What you need to do: Your task is to print all of the data word for word.
┌─ The data
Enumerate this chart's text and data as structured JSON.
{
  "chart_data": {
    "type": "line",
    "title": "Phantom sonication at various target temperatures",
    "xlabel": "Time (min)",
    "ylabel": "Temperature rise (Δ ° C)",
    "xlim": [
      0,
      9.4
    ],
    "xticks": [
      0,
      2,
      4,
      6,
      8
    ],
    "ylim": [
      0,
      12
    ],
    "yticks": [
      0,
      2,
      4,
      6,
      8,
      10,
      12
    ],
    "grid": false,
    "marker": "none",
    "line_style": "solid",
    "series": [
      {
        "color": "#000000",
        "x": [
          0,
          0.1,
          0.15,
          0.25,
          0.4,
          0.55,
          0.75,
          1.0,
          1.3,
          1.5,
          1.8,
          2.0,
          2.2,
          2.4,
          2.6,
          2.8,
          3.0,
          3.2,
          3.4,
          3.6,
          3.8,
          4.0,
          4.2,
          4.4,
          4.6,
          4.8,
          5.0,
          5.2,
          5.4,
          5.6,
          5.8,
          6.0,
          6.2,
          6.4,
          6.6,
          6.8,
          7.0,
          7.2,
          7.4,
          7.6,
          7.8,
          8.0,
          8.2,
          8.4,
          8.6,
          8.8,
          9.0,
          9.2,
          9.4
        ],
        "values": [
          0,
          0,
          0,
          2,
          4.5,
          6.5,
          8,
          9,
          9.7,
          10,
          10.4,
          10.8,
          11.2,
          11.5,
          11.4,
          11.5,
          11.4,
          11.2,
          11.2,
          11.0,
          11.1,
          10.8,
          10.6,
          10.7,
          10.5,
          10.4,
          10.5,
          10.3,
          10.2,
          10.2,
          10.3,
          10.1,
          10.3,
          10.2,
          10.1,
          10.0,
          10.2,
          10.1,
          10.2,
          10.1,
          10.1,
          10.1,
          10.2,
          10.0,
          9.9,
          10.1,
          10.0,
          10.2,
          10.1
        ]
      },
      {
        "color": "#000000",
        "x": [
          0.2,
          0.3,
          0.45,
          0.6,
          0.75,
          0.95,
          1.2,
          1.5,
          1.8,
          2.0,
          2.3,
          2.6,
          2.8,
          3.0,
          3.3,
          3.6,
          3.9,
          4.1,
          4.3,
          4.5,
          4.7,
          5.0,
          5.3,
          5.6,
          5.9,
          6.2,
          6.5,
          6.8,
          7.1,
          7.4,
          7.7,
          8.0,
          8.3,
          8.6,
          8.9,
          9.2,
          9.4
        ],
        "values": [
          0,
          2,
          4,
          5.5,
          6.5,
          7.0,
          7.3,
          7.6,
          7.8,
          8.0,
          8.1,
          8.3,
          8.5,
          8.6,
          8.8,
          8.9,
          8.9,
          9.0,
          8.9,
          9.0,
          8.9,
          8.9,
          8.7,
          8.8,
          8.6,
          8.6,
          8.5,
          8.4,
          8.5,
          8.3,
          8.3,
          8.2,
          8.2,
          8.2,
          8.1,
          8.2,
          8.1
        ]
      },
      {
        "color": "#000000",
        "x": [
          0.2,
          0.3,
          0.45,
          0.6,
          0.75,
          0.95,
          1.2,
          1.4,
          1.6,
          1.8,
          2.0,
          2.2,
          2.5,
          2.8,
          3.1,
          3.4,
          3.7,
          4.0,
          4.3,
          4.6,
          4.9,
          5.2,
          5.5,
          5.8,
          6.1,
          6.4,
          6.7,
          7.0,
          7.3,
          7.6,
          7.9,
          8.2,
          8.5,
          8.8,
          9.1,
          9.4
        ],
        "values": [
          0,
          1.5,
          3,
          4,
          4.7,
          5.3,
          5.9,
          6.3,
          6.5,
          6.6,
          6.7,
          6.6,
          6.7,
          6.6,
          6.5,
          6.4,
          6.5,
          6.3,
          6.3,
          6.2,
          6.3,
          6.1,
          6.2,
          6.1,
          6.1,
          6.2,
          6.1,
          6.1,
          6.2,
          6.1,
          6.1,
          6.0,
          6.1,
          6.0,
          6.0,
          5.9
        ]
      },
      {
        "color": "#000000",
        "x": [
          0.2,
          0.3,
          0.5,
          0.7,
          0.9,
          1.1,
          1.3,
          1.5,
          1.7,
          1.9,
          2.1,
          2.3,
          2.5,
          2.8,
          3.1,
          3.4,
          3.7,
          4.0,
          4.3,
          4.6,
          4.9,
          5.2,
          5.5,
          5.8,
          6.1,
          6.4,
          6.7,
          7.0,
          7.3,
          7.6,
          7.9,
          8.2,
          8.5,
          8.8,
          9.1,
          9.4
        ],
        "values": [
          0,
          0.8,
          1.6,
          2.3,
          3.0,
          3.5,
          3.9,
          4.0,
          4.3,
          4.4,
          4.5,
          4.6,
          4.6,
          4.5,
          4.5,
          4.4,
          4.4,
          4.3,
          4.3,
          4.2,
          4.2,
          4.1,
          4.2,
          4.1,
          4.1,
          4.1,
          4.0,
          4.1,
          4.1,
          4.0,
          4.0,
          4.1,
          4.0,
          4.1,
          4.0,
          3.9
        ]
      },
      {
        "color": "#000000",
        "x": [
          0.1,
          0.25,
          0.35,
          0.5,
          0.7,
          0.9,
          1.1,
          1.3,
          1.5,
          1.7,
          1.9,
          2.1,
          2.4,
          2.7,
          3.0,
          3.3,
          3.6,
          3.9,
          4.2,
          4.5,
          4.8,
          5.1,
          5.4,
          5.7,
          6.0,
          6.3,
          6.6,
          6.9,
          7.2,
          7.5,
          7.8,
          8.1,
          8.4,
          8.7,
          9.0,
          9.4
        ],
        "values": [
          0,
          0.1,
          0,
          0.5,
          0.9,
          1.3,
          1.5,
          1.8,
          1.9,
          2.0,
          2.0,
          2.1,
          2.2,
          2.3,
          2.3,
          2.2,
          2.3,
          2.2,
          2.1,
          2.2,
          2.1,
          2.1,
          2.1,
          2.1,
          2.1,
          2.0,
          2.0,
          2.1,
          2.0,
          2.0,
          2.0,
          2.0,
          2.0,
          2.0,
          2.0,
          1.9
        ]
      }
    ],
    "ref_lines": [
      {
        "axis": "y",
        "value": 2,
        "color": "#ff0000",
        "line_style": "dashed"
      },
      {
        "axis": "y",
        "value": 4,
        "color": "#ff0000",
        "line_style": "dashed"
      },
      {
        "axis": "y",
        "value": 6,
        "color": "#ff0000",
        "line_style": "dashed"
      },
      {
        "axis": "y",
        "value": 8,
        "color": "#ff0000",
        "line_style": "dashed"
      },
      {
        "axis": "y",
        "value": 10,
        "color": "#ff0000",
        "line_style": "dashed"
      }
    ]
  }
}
└─
Expected answer:
Enumerate this chart's text and data as structured JSON.
{
  "chart_data": {
    "type": "line",
    "title": "Phantom sonication at various target temperatures",
    "xlabel": "Time (min)",
    "ylabel": "Temperature rise (Δ ° C)",
    "xlim": [
      0,
      9.4
    ],
    "xticks": [
      0,
      2,
      4,
      6,
      8
    ],
    "ylim": [
      0,
      12
    ],
    "yticks": [
      0,
      2,
      4,
      6,
      8,
      10,
      12
    ],
    "grid": false,
    "marker": "none",
    "line_style": "solid",
    "series": [
      {
        "color": "#000000",
        "x": [
          0,
          0.1,
          0.15,
          0.25,
          0.4,
          0.55,
          0.75,
          1.0,
          1.3,
          1.5,
          1.8,
          2.0,
          2.2,
          2.4,
          2.6,
          2.8,
          3.0,
          3.2,
          3.4,
          3.6,
          3.8,
          4.0,
          4.2,
          4.4,
          4.6,
          4.8,
          5.0,
          5.2,
          5.4,
          5.6,
          5.8,
          6.0,
          6.2,
          6.4,
          6.6,
          6.8,
          7.0,
          7.2,
          7.4,
          7.6,
          7.8,
          8.0,
          8.2,
          8.4,
          8.6,
          8.8,
          9.0,
          9.2,
          9.4
        ],
        "values": [
          0,
          0,
          0,
          2,
          4.5,
          6.5,
          8,
          9,
          9.7,
          10,
          10.4,
          10.8,
          11.2,
          11.5,
          11.4,
          11.5,
          11.4,
          11.2,
          11.2,
          11.0,
          11.1,
          10.8,
          10.6,
          10.7,
          10.5,
          10.4,
          10.5,
          10.3,
          10.2,
          10.2,
          10.3,
          10.1,
          10.3,
          10.2,
          10.1,
          10.0,
          10.2,
          10.1,
          10.2,
          10.1,
          10.1,
          10.1,
          10.2,
          10.0,
          9.9,
          10.1,
          10.0,
          10.2,
          10.1
        ]
      },
      {
        "color": "#000000",
        "x": [
          0.2,
          0.3,
          0.45,
          0.6,
          0.75,
          0.95,
          1.2,
          1.5,
          1.8,
          2.0,
          2.3,
          2.6,
          2.8,
          3.0,
          3.3,
          3.6,
          3.9,
          4.1,
          4.3,
          4.5,
          4.7,
          5.0,
          5.3,
          5.6,
          5.9,
          6.2,
          6.5,
          6.8,
          7.1,
          7.4,
          7.7,
          8.0,
          8.3,
          8.6,
          8.9,
          9.2,
          9.4
        ],
        "values": [
          0,
          2,
          4,
          5.5,
          6.5,
          7.0,
          7.3,
          7.6,
          7.8,
          8.0,
          8.1,
          8.3,
          8.5,
          8.6,
          8.8,
          8.9,
          8.9,
          9.0,
          8.9,
          9.0,
          8.9,
          8.9,
          8.7,
          8.8,
          8.6,
          8.6,
          8.5,
          8.4,
          8.5,
          8.3,
          8.3,
          8.2,
          8.2,
          8.2,
          8.1,
          8.2,
          8.1
        ]
      },
      {
        "color": "#000000",
        "x": [
          0.2,
          0.3,
          0.45,
          0.6,
          0.75,
          0.95,
          1.2,
          1.4,
          1.6,
          1.8,
          2.0,
          2.2,
          2.5,
          2.8,
          3.1,
          3.4,
          3.7,
          4.0,
          4.3,
          4.6,
          4.9,
          5.2,
          5.5,
          5.8,
          6.1,
          6.4,
          6.7,
          7.0,
          7.3,
          7.6,
          7.9,
          8.2,
          8.5,
          8.8,
          9.1,
          9.4
        ],
        "values": [
          0,
          1.5,
          3,
          4,
          4.7,
          5.3,
          5.9,
          6.3,
          6.5,
          6.6,
          6.7,
          6.6,
          6.7,
          6.6,
          6.5,
          6.4,
          6.5,
          6.3,
          6.3,
          6.2,
          6.3,
          6.1,
          6.2,
          6.1,
          6.1,
          6.2,
          6.1,
          6.1,
          6.2,
          6.1,
          6.1,
          6.0,
          6.1,
          6.0,
          6.0,
          5.9
        ]
      },
      {
        "color": "#000000",
        "x": [
          0.2,
          0.3,
          0.5,
          0.7,
          0.9,
          1.1,
          1.3,
          1.5,
          1.7,
          1.9,
          2.1,
          2.3,
          2.5,
          2.8,
          3.1,
          3.4,
          3.7,
          4.0,
          4.3,
          4.6,
          4.9,
          5.2,
          5.5,
          5.8,
          6.1,
          6.4,
          6.7,
          7.0,
          7.3,
          7.6,
          7.9,
          8.2,
          8.5,
          8.8,
          9.1,
          9.4
        ],
        "values": [
          0,
          0.8,
          1.6,
          2.3,
          3.0,
          3.5,
          3.9,
          4.0,
          4.3,
          4.4,
          4.5,
          4.6,
          4.6,
          4.5,
          4.5,
          4.4,
          4.4,
          4.3,
          4.3,
          4.2,
          4.2,
          4.1,
          4.2,
          4.1,
          4.1,
          4.1,
          4.0,
          4.1,
          4.1,
          4.0,
          4.0,
          4.1,
          4.0,
          4.1,
          4.0,
          3.9
        ]
      },
      {
        "color": "#000000",
        "x": [
          0.1,
          0.25,
          0.35,
          0.5,
          0.7,
          0.9,
          1.1,
          1.3,
          1.5,
          1.7,
          1.9,
          2.1,
          2.4,
          2.7,
          3.0,
          3.3,
          3.6,
          3.9,
          4.2,
          4.5,
          4.8,
          5.1,
          5.4,
          5.7,
          6.0,
          6.3,
          6.6,
          6.9,
          7.2,
          7.5,
          7.8,
          8.1,
          8.4,
          8.7,
          9.0,
          9.4
        ],
        "values": [
          0,
          0.1,
          0,
          0.5,
          0.9,
          1.3,
          1.5,
          1.8,
          1.9,
          2.0,
          2.0,
          2.1,
          2.2,
          2.3,
          2.3,
          2.2,
          2.3,
          2.2,
          2.1,
          2.2,
          2.1,
          2.1,
          2.1,
          2.1,
          2.1,
          2.0,
          2.0,
          2.1,
          2.0,
          2.0,
          2.0,
          2.0,
          2.0,
          2.0,
          2.0,
          1.9
        ]
      }
    ],
    "ref_lines": [
      {
        "axis": "y",
        "value": 2,
        "color": "#ff0000",
        "line_style": "dashed"
      },
      {
        "axis": "y",
        "value": 4,
        "color": "#ff0000",
        "line_style": "dashed"
      },
      {
        "axis": "y",
        "value": 6,
        "color": "#ff0000",
        "line_style": "dashed"
      },
      {
        "axis": "y",
        "value": 8,
        "color": "#ff0000",
        "line_style": "dashed"
      },
      {
        "axis": "y",
        "value": 10,
        "color": "#ff0000",
        "line_style": "dashed"
      }
    ]
  }
}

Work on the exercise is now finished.